GIVEN INSTRUCTION = Print the entries below word for word; the pictures stay out of your copy.

SUPPLIED DATA =
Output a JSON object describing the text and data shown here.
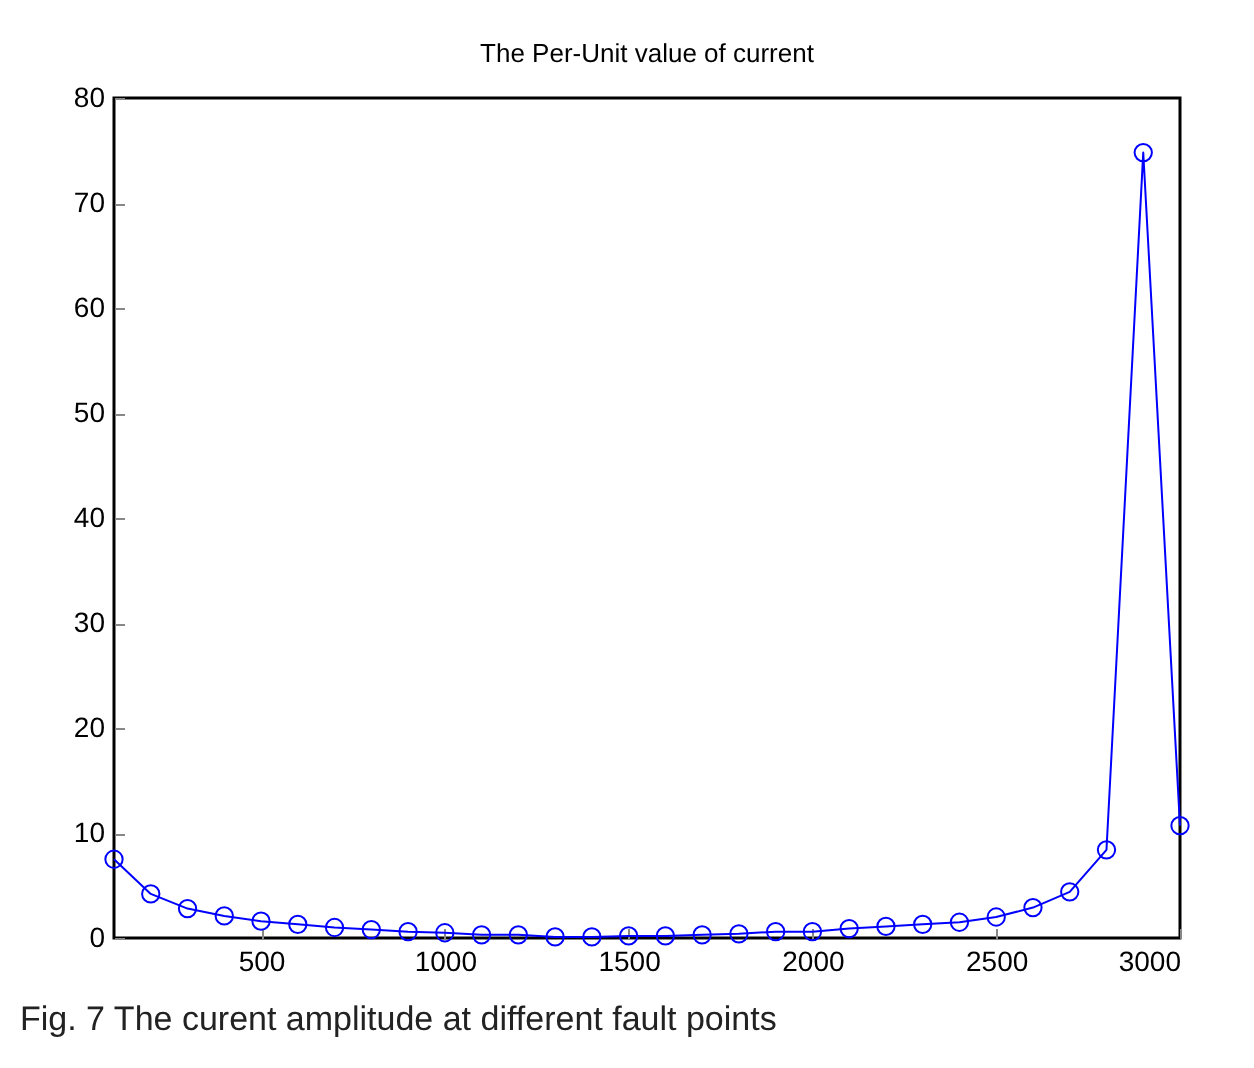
{
  "chart_data": {
    "type": "line",
    "title": "The Per-Unit value of current",
    "x": [
      100,
      200,
      300,
      400,
      500,
      600,
      700,
      800,
      900,
      1000,
      1100,
      1200,
      1300,
      1400,
      1500,
      1600,
      1700,
      1800,
      1900,
      2000,
      2100,
      2200,
      2300,
      2400,
      2500,
      2600,
      2700,
      2800,
      2900,
      3000
    ],
    "series": [
      {
        "color": "#0000ff",
        "values": [
          7.5,
          4.2,
          2.8,
          2.1,
          1.6,
          1.3,
          1.0,
          0.8,
          0.6,
          0.5,
          0.3,
          0.3,
          0.1,
          0.1,
          0.2,
          0.2,
          0.3,
          0.4,
          0.6,
          0.6,
          0.9,
          1.1,
          1.3,
          1.5,
          2.0,
          2.9,
          4.4,
          8.4,
          74.8,
          10.7
        ]
      }
    ],
    "xlim": [
      100,
      3000
    ],
    "xticks": [
      500,
      1000,
      1500,
      2000,
      2500,
      3000
    ],
    "ylim": [
      0,
      80
    ],
    "yticks": [
      0,
      10,
      20,
      30,
      40,
      50,
      60,
      70,
      80
    ],
    "marker": "circle",
    "line_style": "solid",
    "grid": false,
    "annotations": [
      "Fig. 7 The curent amplitude at different fault points"
    ]
  }
}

EXERCISE RESPONSE =
Output a JSON object describing the text and data shown here.
{
  "chart_data": {
    "type": "line",
    "title": "The Per-Unit value of current",
    "x": [
      100,
      200,
      300,
      400,
      500,
      600,
      700,
      800,
      900,
      1000,
      1100,
      1200,
      1300,
      1400,
      1500,
      1600,
      1700,
      1800,
      1900,
      2000,
      2100,
      2200,
      2300,
      2400,
      2500,
      2600,
      2700,
      2800,
      2900,
      3000
    ],
    "series": [
      {
        "color": "#0000ff",
        "values": [
          7.5,
          4.2,
          2.8,
          2.1,
          1.6,
          1.3,
          1.0,
          0.8,
          0.6,
          0.5,
          0.3,
          0.3,
          0.1,
          0.1,
          0.2,
          0.2,
          0.3,
          0.4,
          0.6,
          0.6,
          0.9,
          1.1,
          1.3,
          1.5,
          2.0,
          2.9,
          4.4,
          8.4,
          74.8,
          10.7
        ]
      }
    ],
    "xlim": [
      100,
      3000
    ],
    "xticks": [
      500,
      1000,
      1500,
      2000,
      2500,
      3000
    ],
    "ylim": [
      0,
      80
    ],
    "yticks": [
      0,
      10,
      20,
      30,
      40,
      50,
      60,
      70,
      80
    ],
    "marker": "circle",
    "line_style": "solid",
    "grid": false,
    "annotations": [
      "Fig. 7 The curent amplitude at different fault points"
    ]
  }
}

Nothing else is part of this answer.